Copy every line of the entries that includes the word "Downloads".

[Data records]
___
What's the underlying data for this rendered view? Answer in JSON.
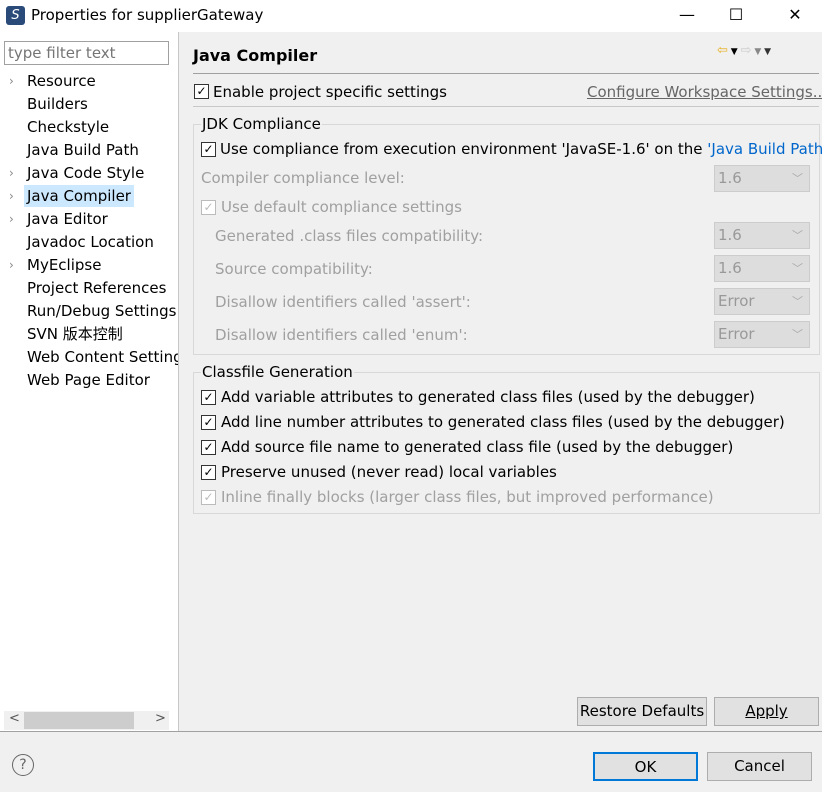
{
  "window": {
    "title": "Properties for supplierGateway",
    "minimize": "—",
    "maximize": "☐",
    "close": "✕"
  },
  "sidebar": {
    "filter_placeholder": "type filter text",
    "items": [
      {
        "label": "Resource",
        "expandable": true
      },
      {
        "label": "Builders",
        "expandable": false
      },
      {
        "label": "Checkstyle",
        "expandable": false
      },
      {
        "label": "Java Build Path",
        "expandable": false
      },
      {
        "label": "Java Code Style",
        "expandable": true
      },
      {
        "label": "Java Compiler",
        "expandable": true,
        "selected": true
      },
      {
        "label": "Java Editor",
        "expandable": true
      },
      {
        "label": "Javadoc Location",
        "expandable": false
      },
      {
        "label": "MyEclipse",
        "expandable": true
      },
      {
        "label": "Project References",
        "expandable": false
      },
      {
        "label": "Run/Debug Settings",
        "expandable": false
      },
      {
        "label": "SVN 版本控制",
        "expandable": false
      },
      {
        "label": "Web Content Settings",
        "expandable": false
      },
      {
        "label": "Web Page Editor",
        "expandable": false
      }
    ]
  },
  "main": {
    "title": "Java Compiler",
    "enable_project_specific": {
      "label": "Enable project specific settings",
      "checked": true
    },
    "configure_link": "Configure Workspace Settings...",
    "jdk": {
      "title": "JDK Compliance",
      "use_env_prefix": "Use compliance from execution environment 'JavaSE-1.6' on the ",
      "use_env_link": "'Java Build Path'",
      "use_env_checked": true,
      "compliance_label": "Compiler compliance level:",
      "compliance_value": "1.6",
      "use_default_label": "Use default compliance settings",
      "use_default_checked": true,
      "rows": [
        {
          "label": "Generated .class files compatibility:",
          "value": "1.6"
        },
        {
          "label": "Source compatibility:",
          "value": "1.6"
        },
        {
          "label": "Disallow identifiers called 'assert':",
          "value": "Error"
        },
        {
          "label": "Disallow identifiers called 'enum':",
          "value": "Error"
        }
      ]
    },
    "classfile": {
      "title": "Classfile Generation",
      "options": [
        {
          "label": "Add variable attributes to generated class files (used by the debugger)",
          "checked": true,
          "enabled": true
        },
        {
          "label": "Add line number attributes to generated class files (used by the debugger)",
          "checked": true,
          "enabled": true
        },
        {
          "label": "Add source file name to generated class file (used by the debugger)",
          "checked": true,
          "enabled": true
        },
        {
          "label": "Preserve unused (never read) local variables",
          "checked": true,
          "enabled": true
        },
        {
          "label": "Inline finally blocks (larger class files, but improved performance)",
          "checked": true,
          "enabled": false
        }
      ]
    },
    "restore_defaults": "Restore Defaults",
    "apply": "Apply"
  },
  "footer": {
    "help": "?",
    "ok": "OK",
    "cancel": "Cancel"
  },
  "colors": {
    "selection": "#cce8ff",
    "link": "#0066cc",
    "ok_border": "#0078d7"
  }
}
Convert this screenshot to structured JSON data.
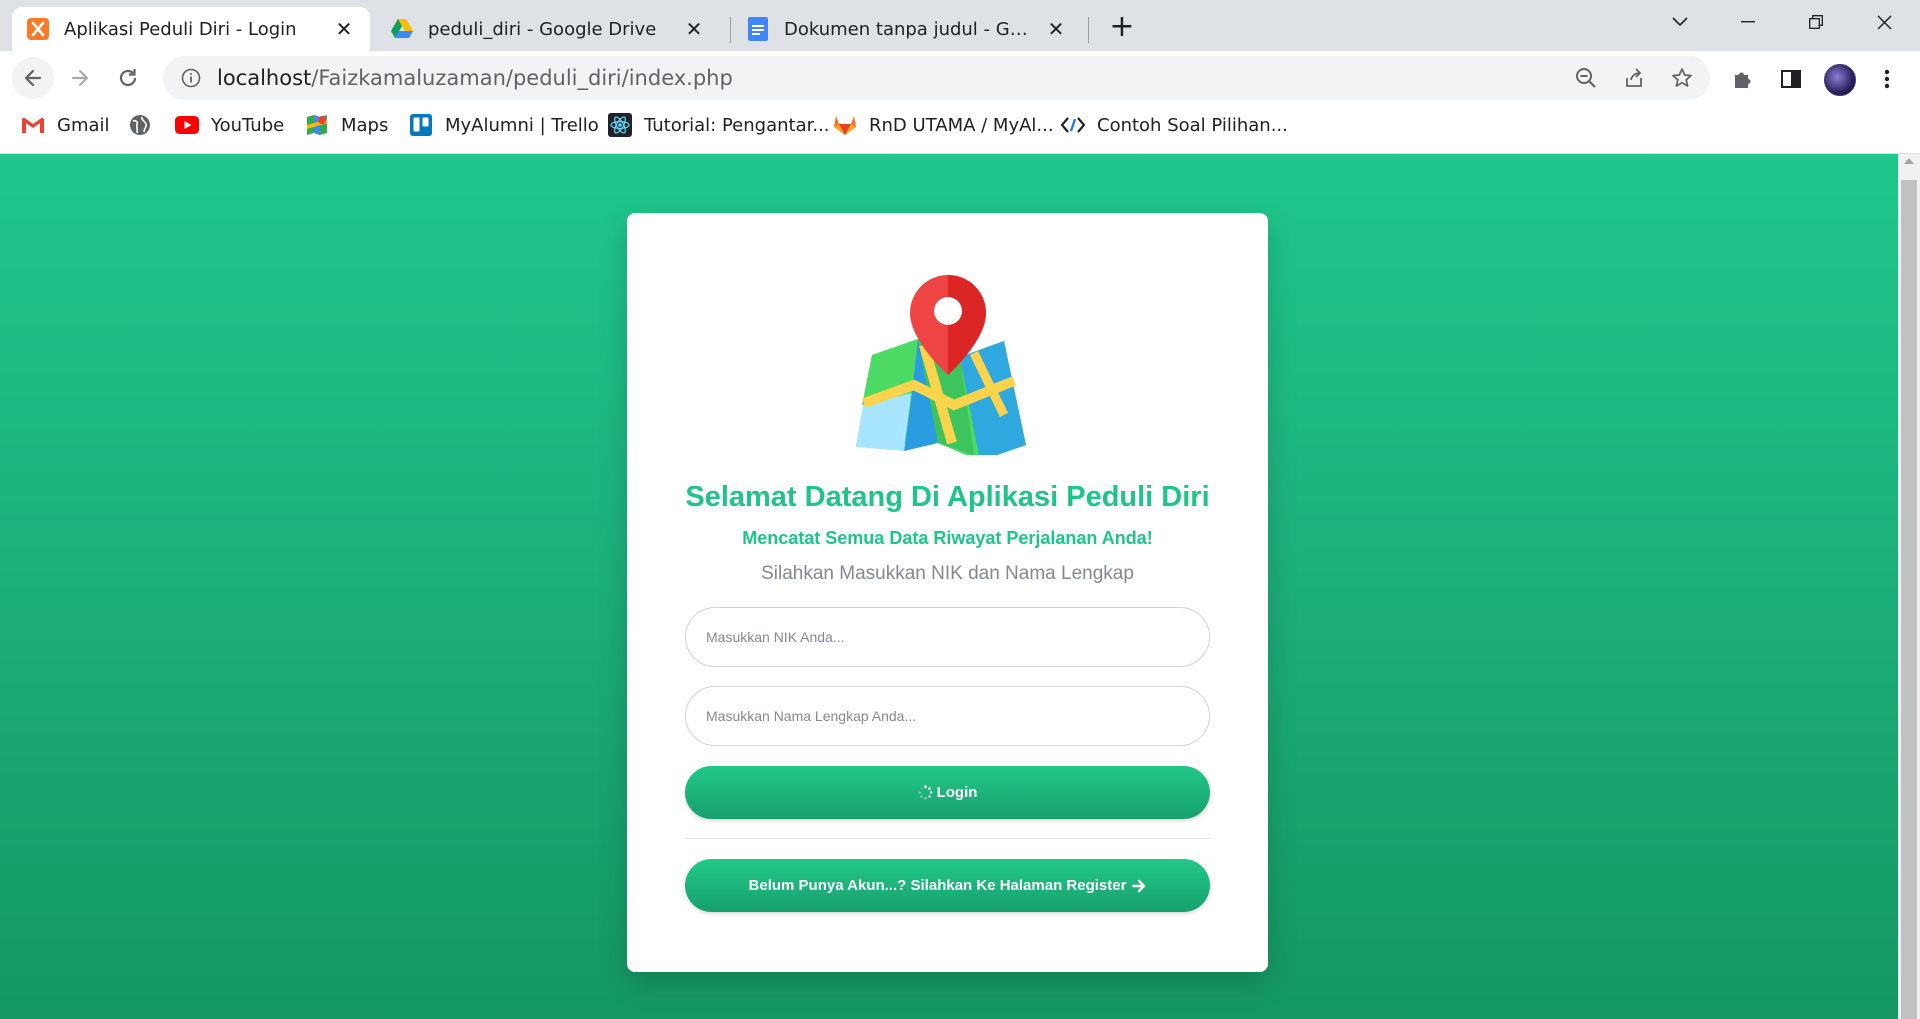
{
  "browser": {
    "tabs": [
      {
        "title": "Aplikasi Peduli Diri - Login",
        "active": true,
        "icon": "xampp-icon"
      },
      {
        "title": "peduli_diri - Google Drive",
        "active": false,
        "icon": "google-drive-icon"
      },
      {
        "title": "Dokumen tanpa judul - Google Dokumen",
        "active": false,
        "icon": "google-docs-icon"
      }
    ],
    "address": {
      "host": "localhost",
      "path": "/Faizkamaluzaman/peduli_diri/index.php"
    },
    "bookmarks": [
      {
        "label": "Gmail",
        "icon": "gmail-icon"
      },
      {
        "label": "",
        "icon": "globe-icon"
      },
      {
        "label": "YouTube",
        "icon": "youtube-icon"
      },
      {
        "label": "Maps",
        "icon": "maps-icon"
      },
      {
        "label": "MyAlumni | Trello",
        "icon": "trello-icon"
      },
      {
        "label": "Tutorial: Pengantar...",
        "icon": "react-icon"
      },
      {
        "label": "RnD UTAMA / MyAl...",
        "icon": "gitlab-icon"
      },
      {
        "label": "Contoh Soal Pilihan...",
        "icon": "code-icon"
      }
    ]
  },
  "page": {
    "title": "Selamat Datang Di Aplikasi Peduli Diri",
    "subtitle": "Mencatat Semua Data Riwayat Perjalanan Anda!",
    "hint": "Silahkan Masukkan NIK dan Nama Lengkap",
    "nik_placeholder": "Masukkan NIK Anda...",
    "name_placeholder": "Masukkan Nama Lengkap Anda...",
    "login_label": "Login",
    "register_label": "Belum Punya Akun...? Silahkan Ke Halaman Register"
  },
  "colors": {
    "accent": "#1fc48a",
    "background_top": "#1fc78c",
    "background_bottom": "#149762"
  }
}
___
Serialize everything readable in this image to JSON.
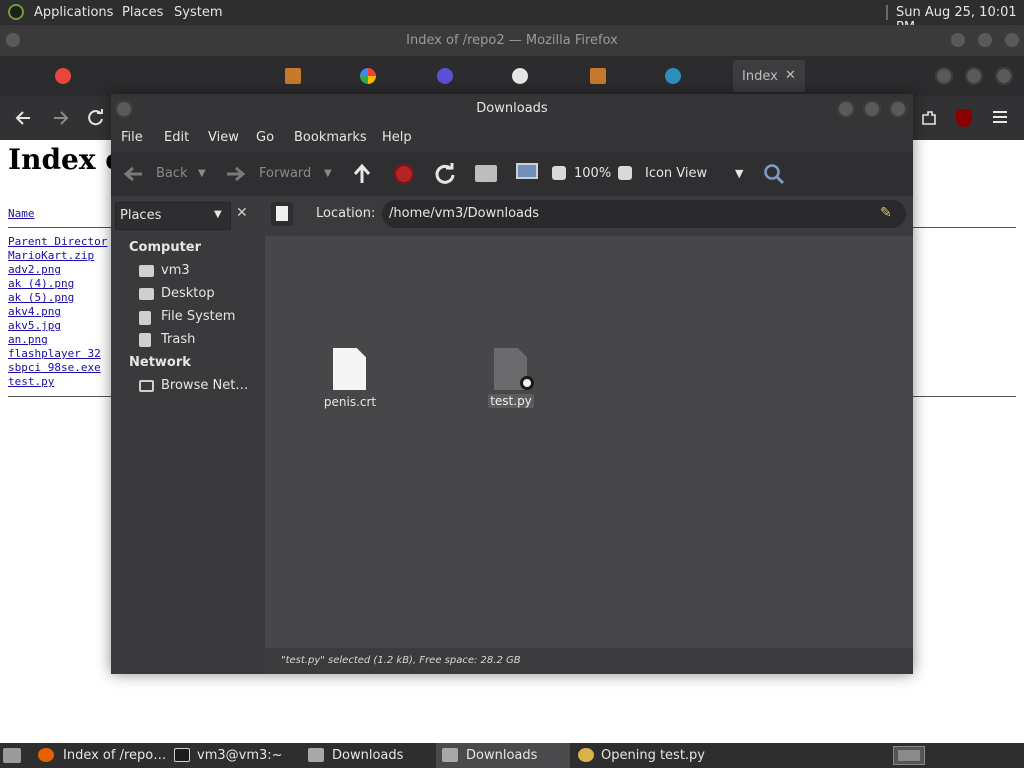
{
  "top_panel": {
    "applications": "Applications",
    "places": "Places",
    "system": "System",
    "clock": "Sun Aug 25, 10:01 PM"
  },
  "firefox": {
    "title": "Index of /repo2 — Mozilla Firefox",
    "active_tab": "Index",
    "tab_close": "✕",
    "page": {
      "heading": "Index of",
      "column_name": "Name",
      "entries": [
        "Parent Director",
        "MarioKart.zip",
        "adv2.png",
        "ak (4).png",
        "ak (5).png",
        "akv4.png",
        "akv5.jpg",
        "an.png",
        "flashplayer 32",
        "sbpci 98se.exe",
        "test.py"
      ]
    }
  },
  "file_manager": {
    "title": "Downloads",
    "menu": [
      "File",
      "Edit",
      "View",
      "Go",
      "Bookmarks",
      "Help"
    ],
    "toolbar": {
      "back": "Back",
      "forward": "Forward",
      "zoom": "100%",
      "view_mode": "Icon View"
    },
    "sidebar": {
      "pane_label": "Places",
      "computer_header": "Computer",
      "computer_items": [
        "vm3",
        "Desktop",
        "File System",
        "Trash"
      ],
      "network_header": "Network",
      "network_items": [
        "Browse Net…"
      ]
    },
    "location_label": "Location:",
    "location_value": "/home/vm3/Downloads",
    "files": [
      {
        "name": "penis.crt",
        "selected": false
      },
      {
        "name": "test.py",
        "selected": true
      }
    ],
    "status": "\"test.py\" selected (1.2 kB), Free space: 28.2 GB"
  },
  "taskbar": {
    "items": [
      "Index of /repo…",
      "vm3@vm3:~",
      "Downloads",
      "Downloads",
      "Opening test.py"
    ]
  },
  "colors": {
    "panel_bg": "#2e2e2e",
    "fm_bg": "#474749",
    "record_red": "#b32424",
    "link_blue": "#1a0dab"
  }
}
___
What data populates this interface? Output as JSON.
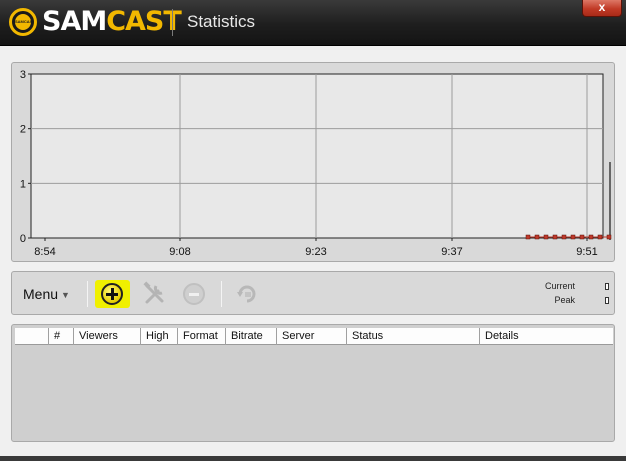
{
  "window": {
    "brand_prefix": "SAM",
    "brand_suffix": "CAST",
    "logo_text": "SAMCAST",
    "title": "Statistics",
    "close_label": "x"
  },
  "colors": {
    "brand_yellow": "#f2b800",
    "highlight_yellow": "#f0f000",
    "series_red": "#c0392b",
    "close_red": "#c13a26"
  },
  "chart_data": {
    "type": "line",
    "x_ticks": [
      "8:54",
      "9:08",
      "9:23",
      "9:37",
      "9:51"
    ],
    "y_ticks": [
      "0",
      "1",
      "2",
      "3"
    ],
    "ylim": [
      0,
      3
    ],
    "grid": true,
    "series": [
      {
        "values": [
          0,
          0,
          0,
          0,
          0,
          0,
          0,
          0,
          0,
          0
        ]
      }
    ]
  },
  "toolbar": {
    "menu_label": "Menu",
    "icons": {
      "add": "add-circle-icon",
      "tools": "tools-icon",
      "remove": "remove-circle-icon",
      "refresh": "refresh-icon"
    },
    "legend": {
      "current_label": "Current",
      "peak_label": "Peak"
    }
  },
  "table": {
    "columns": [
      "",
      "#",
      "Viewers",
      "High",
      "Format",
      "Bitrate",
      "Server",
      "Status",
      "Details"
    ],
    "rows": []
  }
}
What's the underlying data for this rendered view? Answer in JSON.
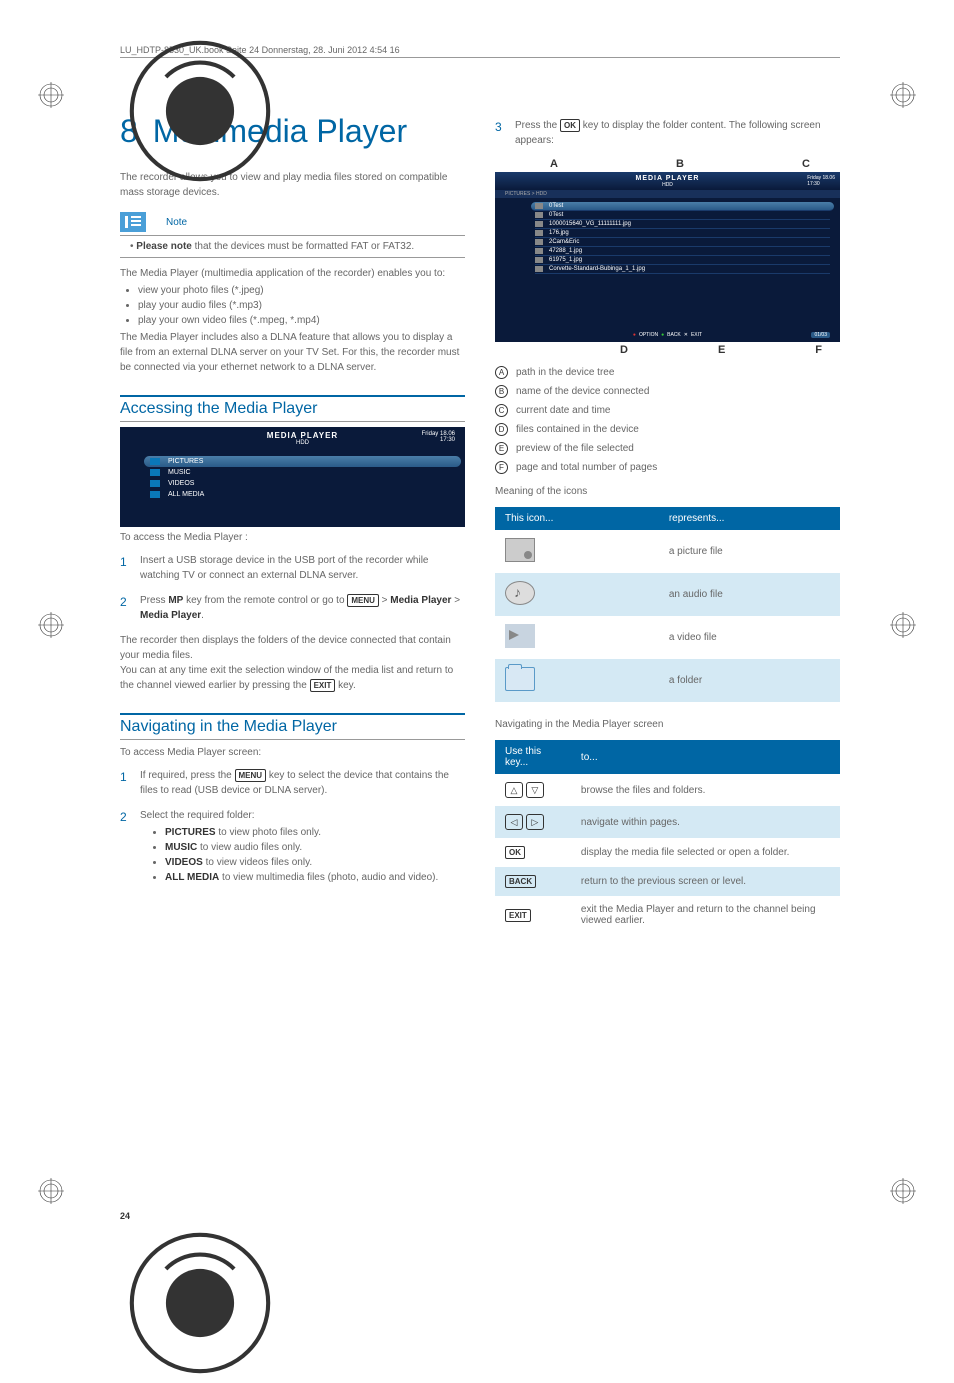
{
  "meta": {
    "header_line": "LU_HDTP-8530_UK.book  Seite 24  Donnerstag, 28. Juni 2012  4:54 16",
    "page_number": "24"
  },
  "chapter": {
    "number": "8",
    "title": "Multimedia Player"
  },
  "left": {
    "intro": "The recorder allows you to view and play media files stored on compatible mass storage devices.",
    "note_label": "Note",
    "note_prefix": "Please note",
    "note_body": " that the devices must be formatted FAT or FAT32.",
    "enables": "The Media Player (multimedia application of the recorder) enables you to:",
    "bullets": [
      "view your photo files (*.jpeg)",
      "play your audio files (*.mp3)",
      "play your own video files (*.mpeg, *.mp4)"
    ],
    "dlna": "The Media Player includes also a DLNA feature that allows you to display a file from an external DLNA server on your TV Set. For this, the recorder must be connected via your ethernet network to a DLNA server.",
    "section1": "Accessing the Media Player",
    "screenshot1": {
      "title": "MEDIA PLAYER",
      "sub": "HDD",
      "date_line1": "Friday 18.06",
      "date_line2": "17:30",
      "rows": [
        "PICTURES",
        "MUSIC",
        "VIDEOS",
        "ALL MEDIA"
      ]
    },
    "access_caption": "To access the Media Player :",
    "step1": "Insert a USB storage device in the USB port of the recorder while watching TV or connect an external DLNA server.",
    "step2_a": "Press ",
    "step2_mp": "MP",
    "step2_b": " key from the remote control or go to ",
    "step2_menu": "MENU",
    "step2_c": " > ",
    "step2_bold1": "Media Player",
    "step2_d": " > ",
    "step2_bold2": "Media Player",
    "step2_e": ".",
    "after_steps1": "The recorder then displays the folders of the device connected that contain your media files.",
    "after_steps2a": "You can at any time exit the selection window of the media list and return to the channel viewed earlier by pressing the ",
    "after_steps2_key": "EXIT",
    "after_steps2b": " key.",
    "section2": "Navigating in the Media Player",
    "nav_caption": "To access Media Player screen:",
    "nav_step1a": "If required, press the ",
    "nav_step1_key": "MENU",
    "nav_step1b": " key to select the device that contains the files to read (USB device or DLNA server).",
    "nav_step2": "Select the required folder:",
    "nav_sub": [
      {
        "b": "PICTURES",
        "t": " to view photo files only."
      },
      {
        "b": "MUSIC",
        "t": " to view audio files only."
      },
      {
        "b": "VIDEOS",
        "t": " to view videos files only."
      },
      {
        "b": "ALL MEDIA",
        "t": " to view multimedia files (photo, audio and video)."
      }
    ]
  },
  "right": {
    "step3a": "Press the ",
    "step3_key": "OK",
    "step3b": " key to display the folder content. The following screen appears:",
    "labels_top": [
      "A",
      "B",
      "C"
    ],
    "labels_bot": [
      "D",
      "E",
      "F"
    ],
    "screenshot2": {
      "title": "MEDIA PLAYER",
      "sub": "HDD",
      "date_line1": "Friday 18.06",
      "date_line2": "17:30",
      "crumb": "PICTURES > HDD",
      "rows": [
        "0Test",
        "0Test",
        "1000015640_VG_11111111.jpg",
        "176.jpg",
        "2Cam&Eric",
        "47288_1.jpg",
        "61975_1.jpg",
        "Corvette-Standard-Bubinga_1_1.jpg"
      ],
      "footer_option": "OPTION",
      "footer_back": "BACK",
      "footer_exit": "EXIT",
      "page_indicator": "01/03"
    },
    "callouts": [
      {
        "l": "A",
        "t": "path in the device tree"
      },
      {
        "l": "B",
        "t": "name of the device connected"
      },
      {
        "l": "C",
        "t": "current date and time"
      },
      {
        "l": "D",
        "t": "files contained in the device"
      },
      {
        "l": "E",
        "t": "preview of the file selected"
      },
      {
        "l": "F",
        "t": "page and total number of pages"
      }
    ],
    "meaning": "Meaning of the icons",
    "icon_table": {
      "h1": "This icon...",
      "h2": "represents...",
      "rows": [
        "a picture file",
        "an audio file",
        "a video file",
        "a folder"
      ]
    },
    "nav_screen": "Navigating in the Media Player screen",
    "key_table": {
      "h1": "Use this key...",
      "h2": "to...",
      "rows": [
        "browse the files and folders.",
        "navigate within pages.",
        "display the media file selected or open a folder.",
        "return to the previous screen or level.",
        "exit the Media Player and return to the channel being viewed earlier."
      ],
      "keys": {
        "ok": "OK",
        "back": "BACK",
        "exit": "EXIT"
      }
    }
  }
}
___
→ RESULT OF THE EXERCISE:
    "title": "Downloads",
    "location_value": "/home/vm3/Downloads",
      "Downloads",
      "Downloads",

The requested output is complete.